_Set exercise_. Wherever the word "madre" appears in a line, copy that line.

[Extracted records]
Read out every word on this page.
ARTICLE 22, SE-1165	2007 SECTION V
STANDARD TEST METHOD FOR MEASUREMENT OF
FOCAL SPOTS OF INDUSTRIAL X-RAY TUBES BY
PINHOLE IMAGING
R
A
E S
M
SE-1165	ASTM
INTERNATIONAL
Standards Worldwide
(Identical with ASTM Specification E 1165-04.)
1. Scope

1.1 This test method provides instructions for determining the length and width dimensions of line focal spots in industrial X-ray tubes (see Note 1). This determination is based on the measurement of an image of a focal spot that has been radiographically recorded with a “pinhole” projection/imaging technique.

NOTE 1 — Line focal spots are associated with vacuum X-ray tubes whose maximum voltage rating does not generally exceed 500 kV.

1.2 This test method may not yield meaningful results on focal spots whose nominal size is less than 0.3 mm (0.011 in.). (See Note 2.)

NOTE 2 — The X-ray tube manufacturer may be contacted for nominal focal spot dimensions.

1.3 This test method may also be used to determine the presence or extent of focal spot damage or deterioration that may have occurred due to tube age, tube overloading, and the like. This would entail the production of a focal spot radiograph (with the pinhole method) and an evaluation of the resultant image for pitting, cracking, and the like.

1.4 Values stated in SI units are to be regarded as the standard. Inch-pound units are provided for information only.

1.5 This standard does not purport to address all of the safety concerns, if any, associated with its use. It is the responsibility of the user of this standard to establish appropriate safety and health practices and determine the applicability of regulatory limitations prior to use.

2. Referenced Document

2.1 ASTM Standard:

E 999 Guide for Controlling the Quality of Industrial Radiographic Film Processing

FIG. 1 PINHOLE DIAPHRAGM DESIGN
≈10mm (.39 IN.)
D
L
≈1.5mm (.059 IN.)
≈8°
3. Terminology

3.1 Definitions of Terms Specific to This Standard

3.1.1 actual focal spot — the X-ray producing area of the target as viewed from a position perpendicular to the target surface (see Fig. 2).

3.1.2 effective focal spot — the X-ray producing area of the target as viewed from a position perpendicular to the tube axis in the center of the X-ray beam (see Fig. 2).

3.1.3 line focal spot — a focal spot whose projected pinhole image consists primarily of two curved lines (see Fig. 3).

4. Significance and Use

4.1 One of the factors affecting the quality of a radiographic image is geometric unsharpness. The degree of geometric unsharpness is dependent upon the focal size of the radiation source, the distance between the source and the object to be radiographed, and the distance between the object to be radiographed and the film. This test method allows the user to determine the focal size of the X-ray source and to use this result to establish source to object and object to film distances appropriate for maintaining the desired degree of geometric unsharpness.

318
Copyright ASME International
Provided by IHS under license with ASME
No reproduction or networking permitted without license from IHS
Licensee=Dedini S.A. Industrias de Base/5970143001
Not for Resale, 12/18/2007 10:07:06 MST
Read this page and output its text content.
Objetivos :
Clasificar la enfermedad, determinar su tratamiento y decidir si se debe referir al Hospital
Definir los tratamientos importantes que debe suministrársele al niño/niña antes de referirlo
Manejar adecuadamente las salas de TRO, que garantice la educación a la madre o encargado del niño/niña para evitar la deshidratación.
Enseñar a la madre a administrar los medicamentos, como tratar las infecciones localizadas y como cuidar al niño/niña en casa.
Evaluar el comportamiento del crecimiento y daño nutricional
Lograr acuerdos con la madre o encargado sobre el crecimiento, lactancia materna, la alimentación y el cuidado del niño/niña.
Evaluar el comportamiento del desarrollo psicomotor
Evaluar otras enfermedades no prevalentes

_Final answer_.
Manejar adecuadamente las salas de TRO, que garantice la educación a la madre o encargado del niño/niña para evitar la deshidratación.
Enseñar a la madre a administrar los medicamentos, como tratar las infecciones localizadas y como cuidar al niño/niña en casa.
Lograr acuerdos con la madre o encargado sobre el crecimiento, lactancia materna, la alimentación y el cuidado del niño/niña.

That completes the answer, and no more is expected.